Dataset items
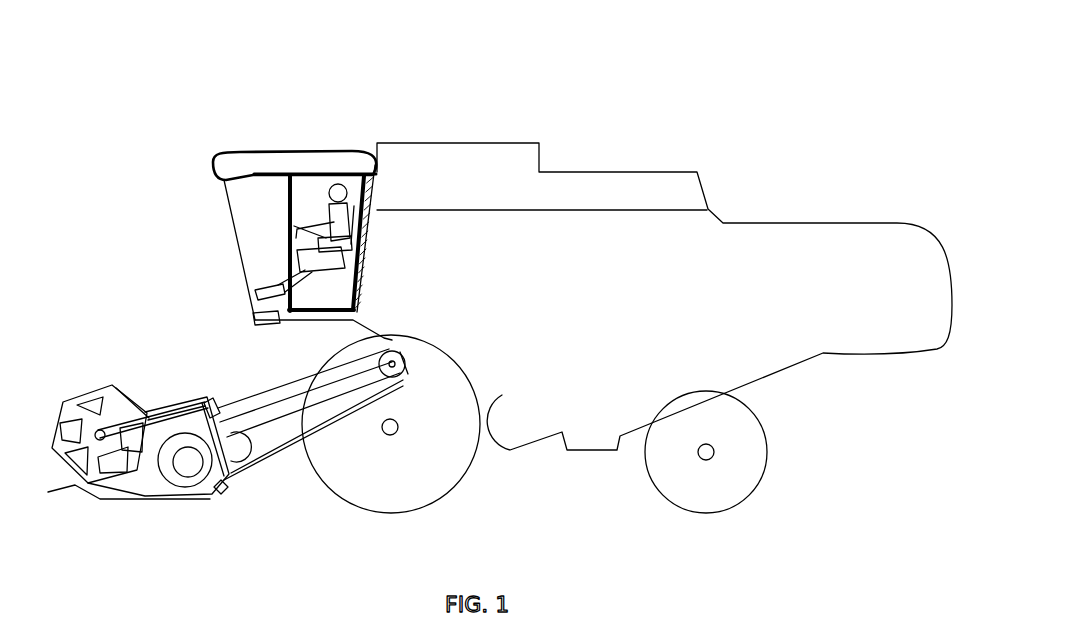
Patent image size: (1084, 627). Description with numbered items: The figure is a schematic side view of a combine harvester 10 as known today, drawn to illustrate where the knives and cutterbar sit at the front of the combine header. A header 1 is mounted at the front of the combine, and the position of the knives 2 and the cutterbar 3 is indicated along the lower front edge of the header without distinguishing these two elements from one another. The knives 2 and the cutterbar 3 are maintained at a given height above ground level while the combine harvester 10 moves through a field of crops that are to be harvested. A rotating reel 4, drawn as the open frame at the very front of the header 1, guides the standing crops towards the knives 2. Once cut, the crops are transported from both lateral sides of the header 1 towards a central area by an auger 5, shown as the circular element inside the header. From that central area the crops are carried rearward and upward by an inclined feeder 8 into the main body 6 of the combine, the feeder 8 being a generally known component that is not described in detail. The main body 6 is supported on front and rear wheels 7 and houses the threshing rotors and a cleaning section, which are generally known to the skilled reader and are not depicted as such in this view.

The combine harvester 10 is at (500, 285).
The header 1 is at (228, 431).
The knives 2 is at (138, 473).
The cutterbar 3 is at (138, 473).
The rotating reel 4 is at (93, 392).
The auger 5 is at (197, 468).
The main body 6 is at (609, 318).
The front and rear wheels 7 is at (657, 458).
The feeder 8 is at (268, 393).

--

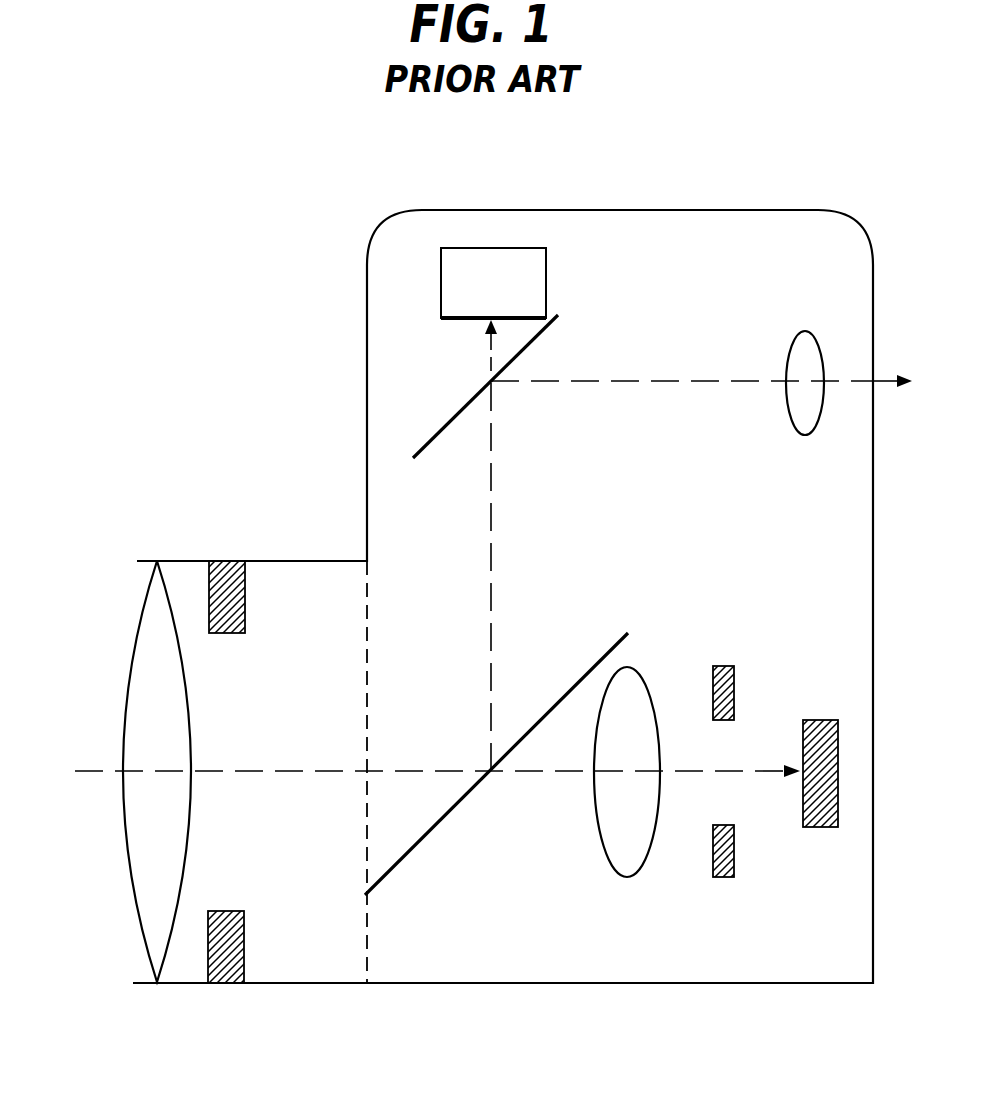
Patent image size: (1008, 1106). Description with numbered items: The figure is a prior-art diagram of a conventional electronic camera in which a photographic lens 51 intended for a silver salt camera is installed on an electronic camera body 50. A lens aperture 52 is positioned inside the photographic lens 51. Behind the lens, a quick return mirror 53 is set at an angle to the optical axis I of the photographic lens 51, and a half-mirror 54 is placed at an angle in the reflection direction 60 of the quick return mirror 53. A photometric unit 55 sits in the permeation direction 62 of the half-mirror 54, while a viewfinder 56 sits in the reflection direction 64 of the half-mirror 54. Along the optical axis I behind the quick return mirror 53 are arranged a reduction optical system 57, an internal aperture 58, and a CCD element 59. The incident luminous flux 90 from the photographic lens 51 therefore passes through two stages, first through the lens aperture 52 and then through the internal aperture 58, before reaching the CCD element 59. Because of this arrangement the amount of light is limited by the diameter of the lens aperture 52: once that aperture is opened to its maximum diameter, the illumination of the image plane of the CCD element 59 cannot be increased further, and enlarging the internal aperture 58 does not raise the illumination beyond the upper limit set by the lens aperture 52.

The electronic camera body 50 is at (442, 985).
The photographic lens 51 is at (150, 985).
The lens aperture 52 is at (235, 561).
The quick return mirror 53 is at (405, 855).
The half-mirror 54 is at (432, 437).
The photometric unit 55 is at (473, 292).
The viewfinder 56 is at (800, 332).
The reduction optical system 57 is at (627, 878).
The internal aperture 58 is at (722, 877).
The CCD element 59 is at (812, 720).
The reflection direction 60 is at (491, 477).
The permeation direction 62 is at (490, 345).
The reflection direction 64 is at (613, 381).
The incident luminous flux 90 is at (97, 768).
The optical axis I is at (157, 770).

■ EXERCISE INSTRUCTIONS
Arrange the lines in the stretch from the one containing "Patent image size: (1084, 627)." through the one containing "The feeder 8 is at (268, 393)." as a JSON list of strings, one string per line, leaving out blank lines.

■ TASK RESPONSE
[
  "Patent image size: (1084, 627). Description with numbered items: The figure is a schematic side view of a combine harvester 10 as known today, drawn to illustrate where the knives and cutterbar sit at the front of the combine header. A header 1 is mounted at the front of the combine, and the position of the knives 2 and the cutterbar 3 is indicated along the lower front edge of the header without distinguishing these two elements from one another. The knives 2 and the cutterbar 3 are maintained at a given height above ground level while the combine harvester 10 moves through a field of crops that are to be harvested. A rotating reel 4, drawn as the open frame at the very front of the header 1, guides the standing crops towards the knives 2. Once cut, the crops are transported from both lateral sides of the header 1 towards a central area by an auger 5, shown as the circular element inside the header. From that central area the crops are carried rearward and upward by an inclined feeder 8 into the main body 6 of the combine, the feeder 8 being a generally known component that is not described in detail. The main body 6 is supported on front and rear wheels 7 and houses the threshing rotors and a cleaning section, which are generally known to the skilled reader and are not depicted as such in this view.",
  "The combine harvester 10 is at (500, 285).",
  "The header 1 is at (228, 431).",
  "The knives 2 is at (138, 473).",
  "The cutterbar 3 is at (138, 473).",
  "The rotating reel 4 is at (93, 392).",
  "The auger 5 is at (197, 468).",
  "The main body 6 is at (609, 318).",
  "The front and rear wheels 7 is at (657, 458).",
  "The feeder 8 is at (268, 393)."
]